→ **ASSIGNMENT**:
Go through the data below and return each line containing the word "Human".

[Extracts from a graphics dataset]
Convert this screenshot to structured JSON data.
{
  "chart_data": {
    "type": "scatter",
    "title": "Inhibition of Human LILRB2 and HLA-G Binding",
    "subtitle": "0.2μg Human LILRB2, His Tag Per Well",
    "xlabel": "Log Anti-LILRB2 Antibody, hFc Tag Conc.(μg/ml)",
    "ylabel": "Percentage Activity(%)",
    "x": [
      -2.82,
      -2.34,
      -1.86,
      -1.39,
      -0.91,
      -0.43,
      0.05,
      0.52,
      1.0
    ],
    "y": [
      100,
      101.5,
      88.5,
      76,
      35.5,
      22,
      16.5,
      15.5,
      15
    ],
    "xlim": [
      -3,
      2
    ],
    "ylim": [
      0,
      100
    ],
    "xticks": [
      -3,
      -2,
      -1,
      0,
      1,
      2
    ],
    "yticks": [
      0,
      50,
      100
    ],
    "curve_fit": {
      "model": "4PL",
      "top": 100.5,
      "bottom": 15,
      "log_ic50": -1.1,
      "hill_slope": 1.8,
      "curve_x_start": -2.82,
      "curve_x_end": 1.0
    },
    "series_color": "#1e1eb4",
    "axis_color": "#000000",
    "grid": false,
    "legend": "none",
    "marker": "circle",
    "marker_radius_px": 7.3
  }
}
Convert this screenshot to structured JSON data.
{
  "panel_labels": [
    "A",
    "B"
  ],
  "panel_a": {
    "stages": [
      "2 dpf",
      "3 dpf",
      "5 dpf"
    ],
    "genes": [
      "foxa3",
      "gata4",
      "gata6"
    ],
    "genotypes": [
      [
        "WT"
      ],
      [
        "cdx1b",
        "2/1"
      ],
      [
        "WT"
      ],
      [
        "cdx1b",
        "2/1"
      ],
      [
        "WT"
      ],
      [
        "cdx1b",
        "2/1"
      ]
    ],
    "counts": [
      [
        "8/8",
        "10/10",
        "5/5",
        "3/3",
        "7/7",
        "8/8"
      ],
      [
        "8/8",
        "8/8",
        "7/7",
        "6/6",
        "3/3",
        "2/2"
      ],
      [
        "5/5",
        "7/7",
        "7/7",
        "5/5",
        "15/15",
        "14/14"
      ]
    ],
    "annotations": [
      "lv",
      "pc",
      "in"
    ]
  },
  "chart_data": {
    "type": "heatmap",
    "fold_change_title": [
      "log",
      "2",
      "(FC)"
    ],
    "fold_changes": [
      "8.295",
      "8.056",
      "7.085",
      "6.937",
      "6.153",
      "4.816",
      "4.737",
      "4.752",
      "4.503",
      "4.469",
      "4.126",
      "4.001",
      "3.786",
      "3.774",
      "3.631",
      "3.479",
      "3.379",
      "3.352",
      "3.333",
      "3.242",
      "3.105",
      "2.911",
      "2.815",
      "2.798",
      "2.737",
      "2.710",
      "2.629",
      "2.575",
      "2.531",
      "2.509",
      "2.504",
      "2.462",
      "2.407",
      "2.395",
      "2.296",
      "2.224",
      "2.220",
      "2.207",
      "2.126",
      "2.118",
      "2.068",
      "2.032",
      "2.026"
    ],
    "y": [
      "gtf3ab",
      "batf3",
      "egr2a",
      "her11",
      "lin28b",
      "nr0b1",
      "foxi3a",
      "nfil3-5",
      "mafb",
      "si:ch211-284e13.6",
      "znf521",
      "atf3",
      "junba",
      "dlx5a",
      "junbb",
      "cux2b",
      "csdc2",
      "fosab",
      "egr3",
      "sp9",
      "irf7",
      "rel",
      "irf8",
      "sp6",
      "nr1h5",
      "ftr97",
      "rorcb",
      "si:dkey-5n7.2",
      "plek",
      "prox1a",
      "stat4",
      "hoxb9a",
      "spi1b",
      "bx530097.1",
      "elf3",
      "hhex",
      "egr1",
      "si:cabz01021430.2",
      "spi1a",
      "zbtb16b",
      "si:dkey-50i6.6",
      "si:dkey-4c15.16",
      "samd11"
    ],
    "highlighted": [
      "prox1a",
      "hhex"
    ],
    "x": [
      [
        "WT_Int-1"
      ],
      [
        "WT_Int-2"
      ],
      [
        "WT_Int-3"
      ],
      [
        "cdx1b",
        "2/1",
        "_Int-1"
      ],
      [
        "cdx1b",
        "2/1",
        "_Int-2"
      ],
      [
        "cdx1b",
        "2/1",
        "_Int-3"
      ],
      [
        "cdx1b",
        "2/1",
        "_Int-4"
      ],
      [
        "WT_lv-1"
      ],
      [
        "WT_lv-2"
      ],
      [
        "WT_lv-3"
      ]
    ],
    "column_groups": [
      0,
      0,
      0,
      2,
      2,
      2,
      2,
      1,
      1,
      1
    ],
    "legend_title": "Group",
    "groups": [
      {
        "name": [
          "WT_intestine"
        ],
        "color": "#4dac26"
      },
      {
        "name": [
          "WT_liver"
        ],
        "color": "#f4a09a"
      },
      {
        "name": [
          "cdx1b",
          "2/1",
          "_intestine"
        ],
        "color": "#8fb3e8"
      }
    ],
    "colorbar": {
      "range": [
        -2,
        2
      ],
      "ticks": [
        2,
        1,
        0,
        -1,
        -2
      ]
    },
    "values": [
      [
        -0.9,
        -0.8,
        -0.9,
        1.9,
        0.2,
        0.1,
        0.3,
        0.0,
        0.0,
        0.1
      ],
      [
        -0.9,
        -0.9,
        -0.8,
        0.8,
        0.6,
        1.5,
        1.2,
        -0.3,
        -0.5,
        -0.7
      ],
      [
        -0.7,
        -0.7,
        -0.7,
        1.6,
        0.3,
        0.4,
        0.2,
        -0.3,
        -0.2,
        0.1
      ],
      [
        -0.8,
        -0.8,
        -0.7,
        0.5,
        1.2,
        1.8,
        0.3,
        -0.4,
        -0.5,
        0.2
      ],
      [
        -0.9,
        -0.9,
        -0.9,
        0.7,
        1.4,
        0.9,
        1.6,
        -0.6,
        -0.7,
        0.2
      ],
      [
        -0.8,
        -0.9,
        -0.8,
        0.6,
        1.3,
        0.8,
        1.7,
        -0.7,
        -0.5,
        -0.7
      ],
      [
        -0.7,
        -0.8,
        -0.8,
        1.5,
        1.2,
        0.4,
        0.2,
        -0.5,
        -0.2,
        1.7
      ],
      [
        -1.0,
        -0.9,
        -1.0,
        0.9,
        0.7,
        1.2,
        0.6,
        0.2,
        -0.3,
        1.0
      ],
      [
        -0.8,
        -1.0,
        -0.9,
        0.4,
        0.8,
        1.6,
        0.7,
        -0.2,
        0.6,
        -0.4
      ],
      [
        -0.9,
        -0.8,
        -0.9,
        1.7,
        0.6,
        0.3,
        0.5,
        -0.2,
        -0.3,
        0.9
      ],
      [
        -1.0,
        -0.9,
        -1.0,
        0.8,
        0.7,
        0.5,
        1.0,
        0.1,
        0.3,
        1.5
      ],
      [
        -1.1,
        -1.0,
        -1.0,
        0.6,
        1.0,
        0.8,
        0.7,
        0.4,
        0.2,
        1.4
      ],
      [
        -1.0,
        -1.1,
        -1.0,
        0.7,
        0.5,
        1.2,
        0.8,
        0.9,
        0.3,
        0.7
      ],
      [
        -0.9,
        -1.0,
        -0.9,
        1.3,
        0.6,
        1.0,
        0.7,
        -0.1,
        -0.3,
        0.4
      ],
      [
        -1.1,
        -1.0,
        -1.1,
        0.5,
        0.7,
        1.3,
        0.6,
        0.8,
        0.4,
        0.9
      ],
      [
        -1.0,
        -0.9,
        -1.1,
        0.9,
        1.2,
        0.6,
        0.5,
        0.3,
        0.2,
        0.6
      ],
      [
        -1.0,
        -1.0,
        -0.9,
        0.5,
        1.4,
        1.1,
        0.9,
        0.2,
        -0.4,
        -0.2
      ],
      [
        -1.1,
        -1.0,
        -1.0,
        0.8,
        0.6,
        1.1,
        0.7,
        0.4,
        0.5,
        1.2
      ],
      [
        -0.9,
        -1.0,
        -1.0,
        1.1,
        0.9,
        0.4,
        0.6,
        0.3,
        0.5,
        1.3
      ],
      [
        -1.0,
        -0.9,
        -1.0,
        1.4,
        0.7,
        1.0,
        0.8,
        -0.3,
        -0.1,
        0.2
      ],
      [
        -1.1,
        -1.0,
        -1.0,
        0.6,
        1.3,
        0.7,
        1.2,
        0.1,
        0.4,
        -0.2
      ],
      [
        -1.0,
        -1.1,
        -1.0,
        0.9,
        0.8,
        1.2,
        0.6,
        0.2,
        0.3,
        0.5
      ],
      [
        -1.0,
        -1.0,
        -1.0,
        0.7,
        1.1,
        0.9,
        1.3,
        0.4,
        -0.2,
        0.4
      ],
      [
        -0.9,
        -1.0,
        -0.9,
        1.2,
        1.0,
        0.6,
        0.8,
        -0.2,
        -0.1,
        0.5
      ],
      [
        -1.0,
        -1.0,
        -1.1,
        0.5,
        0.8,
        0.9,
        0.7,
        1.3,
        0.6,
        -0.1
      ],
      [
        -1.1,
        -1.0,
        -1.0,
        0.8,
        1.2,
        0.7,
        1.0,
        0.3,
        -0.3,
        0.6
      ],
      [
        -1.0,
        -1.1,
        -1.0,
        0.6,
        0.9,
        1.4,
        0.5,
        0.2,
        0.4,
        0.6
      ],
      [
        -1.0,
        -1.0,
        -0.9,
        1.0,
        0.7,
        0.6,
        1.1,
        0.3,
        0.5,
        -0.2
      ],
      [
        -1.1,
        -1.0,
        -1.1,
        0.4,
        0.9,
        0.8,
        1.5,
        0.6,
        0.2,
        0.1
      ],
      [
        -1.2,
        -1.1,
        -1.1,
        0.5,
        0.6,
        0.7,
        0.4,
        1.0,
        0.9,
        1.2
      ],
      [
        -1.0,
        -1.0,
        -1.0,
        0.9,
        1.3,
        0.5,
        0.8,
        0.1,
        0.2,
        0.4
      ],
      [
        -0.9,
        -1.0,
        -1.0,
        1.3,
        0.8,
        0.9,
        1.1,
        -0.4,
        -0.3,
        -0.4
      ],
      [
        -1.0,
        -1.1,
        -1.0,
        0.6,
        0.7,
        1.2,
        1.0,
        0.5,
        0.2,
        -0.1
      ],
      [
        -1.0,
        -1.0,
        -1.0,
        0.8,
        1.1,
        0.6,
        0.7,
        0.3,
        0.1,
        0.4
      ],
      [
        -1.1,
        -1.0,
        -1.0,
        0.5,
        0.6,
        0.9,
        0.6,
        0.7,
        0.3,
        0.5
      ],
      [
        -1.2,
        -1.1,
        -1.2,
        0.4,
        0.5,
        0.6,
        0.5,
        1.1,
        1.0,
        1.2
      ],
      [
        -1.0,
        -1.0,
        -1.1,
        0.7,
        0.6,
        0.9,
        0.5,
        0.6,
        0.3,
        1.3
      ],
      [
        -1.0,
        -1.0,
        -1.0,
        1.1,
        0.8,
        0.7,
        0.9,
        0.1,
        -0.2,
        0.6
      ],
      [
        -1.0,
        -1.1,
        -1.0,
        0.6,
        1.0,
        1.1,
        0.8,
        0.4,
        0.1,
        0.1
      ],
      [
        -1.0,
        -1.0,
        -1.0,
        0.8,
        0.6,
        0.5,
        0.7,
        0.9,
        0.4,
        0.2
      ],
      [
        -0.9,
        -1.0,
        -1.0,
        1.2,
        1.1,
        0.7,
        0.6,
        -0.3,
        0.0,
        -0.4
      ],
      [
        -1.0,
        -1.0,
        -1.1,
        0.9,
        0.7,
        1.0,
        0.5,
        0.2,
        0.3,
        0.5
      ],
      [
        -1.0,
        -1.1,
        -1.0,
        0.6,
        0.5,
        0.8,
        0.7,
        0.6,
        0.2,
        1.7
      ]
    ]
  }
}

→ **PROBLEM SOLUTION**:
    "title": "Inhibition of Human LILRB2 and HLA-G Binding",
    "subtitle": "0.2μg Human LILRB2, His Tag Per Well",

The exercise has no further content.